[Figure contents as structured data]
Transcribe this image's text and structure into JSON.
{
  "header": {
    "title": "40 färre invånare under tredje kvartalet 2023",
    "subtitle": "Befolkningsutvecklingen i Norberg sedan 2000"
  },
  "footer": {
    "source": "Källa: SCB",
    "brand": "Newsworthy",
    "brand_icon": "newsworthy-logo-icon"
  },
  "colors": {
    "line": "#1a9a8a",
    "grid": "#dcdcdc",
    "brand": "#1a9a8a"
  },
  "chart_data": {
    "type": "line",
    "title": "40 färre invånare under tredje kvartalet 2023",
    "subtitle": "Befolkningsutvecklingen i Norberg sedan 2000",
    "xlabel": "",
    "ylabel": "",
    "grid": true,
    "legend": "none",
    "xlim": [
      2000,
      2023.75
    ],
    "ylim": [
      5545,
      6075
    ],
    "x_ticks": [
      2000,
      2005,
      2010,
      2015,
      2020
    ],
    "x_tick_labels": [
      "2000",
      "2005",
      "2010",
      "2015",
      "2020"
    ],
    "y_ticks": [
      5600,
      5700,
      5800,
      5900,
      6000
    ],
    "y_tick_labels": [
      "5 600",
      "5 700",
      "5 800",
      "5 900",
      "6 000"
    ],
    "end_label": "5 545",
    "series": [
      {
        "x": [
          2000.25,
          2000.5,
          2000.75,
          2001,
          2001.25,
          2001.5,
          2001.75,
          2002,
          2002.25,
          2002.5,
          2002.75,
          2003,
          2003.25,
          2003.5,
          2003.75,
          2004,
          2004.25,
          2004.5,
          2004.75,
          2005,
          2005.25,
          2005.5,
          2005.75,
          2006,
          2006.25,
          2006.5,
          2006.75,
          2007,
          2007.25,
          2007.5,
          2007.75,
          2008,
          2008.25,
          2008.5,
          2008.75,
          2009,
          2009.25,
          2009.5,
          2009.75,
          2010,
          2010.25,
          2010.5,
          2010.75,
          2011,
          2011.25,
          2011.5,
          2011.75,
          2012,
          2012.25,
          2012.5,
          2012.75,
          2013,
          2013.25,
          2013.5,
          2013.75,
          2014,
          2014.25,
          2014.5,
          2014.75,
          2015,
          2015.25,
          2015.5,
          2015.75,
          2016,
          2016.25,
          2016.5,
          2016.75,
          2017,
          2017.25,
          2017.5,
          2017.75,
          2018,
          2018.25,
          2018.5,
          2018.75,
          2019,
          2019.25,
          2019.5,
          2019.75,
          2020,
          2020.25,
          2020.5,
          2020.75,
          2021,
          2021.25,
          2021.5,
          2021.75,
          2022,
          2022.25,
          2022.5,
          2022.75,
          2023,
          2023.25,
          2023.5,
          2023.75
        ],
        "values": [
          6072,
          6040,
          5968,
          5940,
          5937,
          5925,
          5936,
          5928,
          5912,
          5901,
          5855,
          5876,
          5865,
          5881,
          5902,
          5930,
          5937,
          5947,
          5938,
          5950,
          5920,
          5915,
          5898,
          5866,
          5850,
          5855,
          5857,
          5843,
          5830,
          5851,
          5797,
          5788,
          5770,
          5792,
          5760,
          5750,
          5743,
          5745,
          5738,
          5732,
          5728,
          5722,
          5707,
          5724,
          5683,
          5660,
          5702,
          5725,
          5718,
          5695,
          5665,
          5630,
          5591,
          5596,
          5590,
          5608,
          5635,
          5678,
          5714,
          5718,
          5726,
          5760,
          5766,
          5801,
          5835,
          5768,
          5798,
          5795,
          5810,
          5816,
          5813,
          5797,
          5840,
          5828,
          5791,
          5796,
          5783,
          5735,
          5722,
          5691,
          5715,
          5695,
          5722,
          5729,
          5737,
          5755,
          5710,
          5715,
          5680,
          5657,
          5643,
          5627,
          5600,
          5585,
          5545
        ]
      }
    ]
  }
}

PROMPT >> Write an exact transcription of every entry above.

SOLVED EXERCISE >>
Transcribe this image's text and structure into JSON.
{
  "header": {
    "title": "40 färre invånare under tredje kvartalet 2023",
    "subtitle": "Befolkningsutvecklingen i Norberg sedan 2000"
  },
  "footer": {
    "source": "Källa: SCB",
    "brand": "Newsworthy",
    "brand_icon": "newsworthy-logo-icon"
  },
  "colors": {
    "line": "#1a9a8a",
    "grid": "#dcdcdc",
    "brand": "#1a9a8a"
  },
  "chart_data": {
    "type": "line",
    "title": "40 färre invånare under tredje kvartalet 2023",
    "subtitle": "Befolkningsutvecklingen i Norberg sedan 2000",
    "xlabel": "",
    "ylabel": "",
    "grid": true,
    "legend": "none",
    "xlim": [
      2000,
      2023.75
    ],
    "ylim": [
      5545,
      6075
    ],
    "x_ticks": [
      2000,
      2005,
      2010,
      2015,
      2020
    ],
    "x_tick_labels": [
      "2000",
      "2005",
      "2010",
      "2015",
      "2020"
    ],
    "y_ticks": [
      5600,
      5700,
      5800,
      5900,
      6000
    ],
    "y_tick_labels": [
      "5 600",
      "5 700",
      "5 800",
      "5 900",
      "6 000"
    ],
    "end_label": "5 545",
    "series": [
      {
        "x": [
          2000.25,
          2000.5,
          2000.75,
          2001,
          2001.25,
          2001.5,
          2001.75,
          2002,
          2002.25,
          2002.5,
          2002.75,
          2003,
          2003.25,
          2003.5,
          2003.75,
          2004,
          2004.25,
          2004.5,
          2004.75,
          2005,
          2005.25,
          2005.5,
          2005.75,
          2006,
          2006.25,
          2006.5,
          2006.75,
          2007,
          2007.25,
          2007.5,
          2007.75,
          2008,
          2008.25,
          2008.5,
          2008.75,
          2009,
          2009.25,
          2009.5,
          2009.75,
          2010,
          2010.25,
          2010.5,
          2010.75,
          2011,
          2011.25,
          2011.5,
          2011.75,
          2012,
          2012.25,
          2012.5,
          2012.75,
          2013,
          2013.25,
          2013.5,
          2013.75,
          2014,
          2014.25,
          2014.5,
          2014.75,
          2015,
          2015.25,
          2015.5,
          2015.75,
          2016,
          2016.25,
          2016.5,
          2016.75,
          2017,
          2017.25,
          2017.5,
          2017.75,
          2018,
          2018.25,
          2018.5,
          2018.75,
          2019,
          2019.25,
          2019.5,
          2019.75,
          2020,
          2020.25,
          2020.5,
          2020.75,
          2021,
          2021.25,
          2021.5,
          2021.75,
          2022,
          2022.25,
          2022.5,
          2022.75,
          2023,
          2023.25,
          2023.5,
          2023.75
        ],
        "values": [
          6072,
          6040,
          5968,
          5940,
          5937,
          5925,
          5936,
          5928,
          5912,
          5901,
          5855,
          5876,
          5865,
          5881,
          5902,
          5930,
          5937,
          5947,
          5938,
          5950,
          5920,
          5915,
          5898,
          5866,
          5850,
          5855,
          5857,
          5843,
          5830,
          5851,
          5797,
          5788,
          5770,
          5792,
          5760,
          5750,
          5743,
          5745,
          5738,
          5732,
          5728,
          5722,
          5707,
          5724,
          5683,
          5660,
          5702,
          5725,
          5718,
          5695,
          5665,
          5630,
          5591,
          5596,
          5590,
          5608,
          5635,
          5678,
          5714,
          5718,
          5726,
          5760,
          5766,
          5801,
          5835,
          5768,
          5798,
          5795,
          5810,
          5816,
          5813,
          5797,
          5840,
          5828,
          5791,
          5796,
          5783,
          5735,
          5722,
          5691,
          5715,
          5695,
          5722,
          5729,
          5737,
          5755,
          5710,
          5715,
          5680,
          5657,
          5643,
          5627,
          5600,
          5585,
          5545
        ]
      }
    ]
  }
}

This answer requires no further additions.